::: DATASET ENTRIES
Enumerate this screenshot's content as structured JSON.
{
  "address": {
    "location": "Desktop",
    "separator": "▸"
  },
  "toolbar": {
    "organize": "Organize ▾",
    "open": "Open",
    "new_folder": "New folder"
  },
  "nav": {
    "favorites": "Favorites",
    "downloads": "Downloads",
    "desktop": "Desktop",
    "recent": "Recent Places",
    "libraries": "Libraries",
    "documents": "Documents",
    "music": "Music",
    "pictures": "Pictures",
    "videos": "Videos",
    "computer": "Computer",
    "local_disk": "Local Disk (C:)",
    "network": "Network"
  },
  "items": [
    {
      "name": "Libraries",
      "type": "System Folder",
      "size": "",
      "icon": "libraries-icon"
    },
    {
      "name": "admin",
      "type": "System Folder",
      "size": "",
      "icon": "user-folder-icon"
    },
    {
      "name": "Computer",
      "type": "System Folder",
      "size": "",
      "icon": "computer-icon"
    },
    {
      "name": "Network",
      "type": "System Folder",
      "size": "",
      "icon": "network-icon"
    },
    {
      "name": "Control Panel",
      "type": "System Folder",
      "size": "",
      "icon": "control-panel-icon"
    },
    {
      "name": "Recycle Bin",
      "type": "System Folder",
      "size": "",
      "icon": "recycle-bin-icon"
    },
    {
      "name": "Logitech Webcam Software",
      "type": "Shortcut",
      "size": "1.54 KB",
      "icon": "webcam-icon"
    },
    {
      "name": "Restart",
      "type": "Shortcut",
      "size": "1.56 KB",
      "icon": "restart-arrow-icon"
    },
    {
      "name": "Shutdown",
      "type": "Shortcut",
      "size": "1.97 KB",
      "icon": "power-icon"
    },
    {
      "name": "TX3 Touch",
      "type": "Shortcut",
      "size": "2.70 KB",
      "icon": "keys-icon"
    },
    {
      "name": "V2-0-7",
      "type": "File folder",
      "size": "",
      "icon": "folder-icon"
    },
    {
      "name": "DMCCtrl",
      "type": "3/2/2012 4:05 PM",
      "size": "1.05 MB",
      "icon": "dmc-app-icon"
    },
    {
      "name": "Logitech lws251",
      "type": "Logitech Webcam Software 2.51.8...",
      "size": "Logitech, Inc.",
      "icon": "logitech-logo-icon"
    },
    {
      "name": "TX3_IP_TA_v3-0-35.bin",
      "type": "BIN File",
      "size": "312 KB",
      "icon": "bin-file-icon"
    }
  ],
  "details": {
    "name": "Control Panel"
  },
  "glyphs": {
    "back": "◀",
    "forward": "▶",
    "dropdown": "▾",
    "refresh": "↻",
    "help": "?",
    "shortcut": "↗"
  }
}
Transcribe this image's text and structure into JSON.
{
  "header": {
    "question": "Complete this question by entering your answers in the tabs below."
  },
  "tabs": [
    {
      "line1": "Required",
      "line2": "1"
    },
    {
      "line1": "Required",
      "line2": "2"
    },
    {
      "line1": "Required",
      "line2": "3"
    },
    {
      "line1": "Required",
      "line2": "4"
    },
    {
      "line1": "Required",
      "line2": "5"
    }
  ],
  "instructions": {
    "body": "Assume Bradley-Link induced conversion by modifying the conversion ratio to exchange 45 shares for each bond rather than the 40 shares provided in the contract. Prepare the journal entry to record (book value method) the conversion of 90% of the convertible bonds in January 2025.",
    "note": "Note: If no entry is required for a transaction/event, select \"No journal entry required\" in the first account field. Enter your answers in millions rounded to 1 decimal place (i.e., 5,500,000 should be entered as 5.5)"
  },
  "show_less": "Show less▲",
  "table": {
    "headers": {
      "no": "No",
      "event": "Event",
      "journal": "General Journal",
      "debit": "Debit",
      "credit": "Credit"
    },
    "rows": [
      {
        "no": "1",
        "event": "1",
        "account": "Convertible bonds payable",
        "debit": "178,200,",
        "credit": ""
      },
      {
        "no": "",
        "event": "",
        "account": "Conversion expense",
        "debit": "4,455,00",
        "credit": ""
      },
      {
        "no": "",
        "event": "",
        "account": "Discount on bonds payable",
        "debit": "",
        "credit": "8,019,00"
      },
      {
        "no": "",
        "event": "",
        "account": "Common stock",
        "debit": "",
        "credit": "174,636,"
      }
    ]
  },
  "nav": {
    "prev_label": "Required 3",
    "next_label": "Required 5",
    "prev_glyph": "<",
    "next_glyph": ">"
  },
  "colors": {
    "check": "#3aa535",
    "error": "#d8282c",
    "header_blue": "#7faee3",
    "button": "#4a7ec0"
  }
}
::::::
» **REQUIRED TASK**:
Repeat back the data above, exact to the last character.

» **COMPLETE OUTPUT**:
Enumerate this screenshot's content as structured JSON.
{
  "address": {
    "location": "Desktop",
    "separator": "▸"
  },
  "toolbar": {
    "organize": "Organize ▾",
    "open": "Open",
    "new_folder": "New folder"
  },
  "nav": {
    "favorites": "Favorites",
    "downloads": "Downloads",
    "desktop": "Desktop",
    "recent": "Recent Places",
    "libraries": "Libraries",
    "documents": "Documents",
    "music": "Music",
    "pictures": "Pictures",
    "videos": "Videos",
    "computer": "Computer",
    "local_disk": "Local Disk (C:)",
    "network": "Network"
  },
  "items": [
    {
      "name": "Libraries",
      "type": "System Folder",
      "size": "",
      "icon": "libraries-icon"
    },
    {
      "name": "admin",
      "type": "System Folder",
      "size": "",
      "icon": "user-folder-icon"
    },
    {
      "name": "Computer",
      "type": "System Folder",
      "size": "",
      "icon": "computer-icon"
    },
    {
      "name": "Network",
      "type": "System Folder",
      "size": "",
      "icon": "network-icon"
    },
    {
      "name": "Control Panel",
      "type": "System Folder",
      "size": "",
      "icon": "control-panel-icon"
    },
    {
      "name": "Recycle Bin",
      "type": "System Folder",
      "size": "",
      "icon": "recycle-bin-icon"
    },
    {
      "name": "Logitech Webcam Software",
      "type": "Shortcut",
      "size": "1.54 KB",
      "icon": "webcam-icon"
    },
    {
      "name": "Restart",
      "type": "Shortcut",
      "size": "1.56 KB",
      "icon": "restart-arrow-icon"
    },
    {
      "name": "Shutdown",
      "type": "Shortcut",
      "size": "1.97 KB",
      "icon": "power-icon"
    },
    {
      "name": "TX3 Touch",
      "type": "Shortcut",
      "size": "2.70 KB",
      "icon": "keys-icon"
    },
    {
      "name": "V2-0-7",
      "type": "File folder",
      "size": "",
      "icon": "folder-icon"
    },
    {
      "name": "DMCCtrl",
      "type": "3/2/2012 4:05 PM",
      "size": "1.05 MB",
      "icon": "dmc-app-icon"
    },
    {
      "name": "Logitech lws251",
      "type": "Logitech Webcam Software 2.51.8...",
      "size": "Logitech, Inc.",
      "icon": "logitech-logo-icon"
    },
    {
      "name": "TX3_IP_TA_v3-0-35.bin",
      "type": "BIN File",
      "size": "312 KB",
      "icon": "bin-file-icon"
    }
  ],
  "details": {
    "name": "Control Panel"
  },
  "glyphs": {
    "back": "◀",
    "forward": "▶",
    "dropdown": "▾",
    "refresh": "↻",
    "help": "?",
    "shortcut": "↗"
  }
}
Transcribe this image's text and structure into JSON.
{
  "header": {
    "question": "Complete this question by entering your answers in the tabs below."
  },
  "tabs": [
    {
      "line1": "Required",
      "line2": "1"
    },
    {
      "line1": "Required",
      "line2": "2"
    },
    {
      "line1": "Required",
      "line2": "3"
    },
    {
      "line1": "Required",
      "line2": "4"
    },
    {
      "line1": "Required",
      "line2": "5"
    }
  ],
  "instructions": {
    "body": "Assume Bradley-Link induced conversion by modifying the conversion ratio to exchange 45 shares for each bond rather than the 40 shares provided in the contract. Prepare the journal entry to record (book value method) the conversion of 90% of the convertible bonds in January 2025.",
    "note": "Note: If no entry is required for a transaction/event, select \"No journal entry required\" in the first account field. Enter your answers in millions rounded to 1 decimal place (i.e., 5,500,000 should be entered as 5.5)"
  },
  "show_less": "Show less▲",
  "table": {
    "headers": {
      "no": "No",
      "event": "Event",
      "journal": "General Journal",
      "debit": "Debit",
      "credit": "Credit"
    },
    "rows": [
      {
        "no": "1",
        "event": "1",
        "account": "Convertible bonds payable",
        "debit": "178,200,",
        "credit": ""
      },
      {
        "no": "",
        "event": "",
        "account": "Conversion expense",
        "debit": "4,455,00",
        "credit": ""
      },
      {
        "no": "",
        "event": "",
        "account": "Discount on bonds payable",
        "debit": "",
        "credit": "8,019,00"
      },
      {
        "no": "",
        "event": "",
        "account": "Common stock",
        "debit": "",
        "credit": "174,636,"
      }
    ]
  },
  "nav": {
    "prev_label": "Required 3",
    "next_label": "Required 5",
    "prev_glyph": "<",
    "next_glyph": ">"
  },
  "colors": {
    "check": "#3aa535",
    "error": "#d8282c",
    "header_blue": "#7faee3",
    "button": "#4a7ec0"
  }
}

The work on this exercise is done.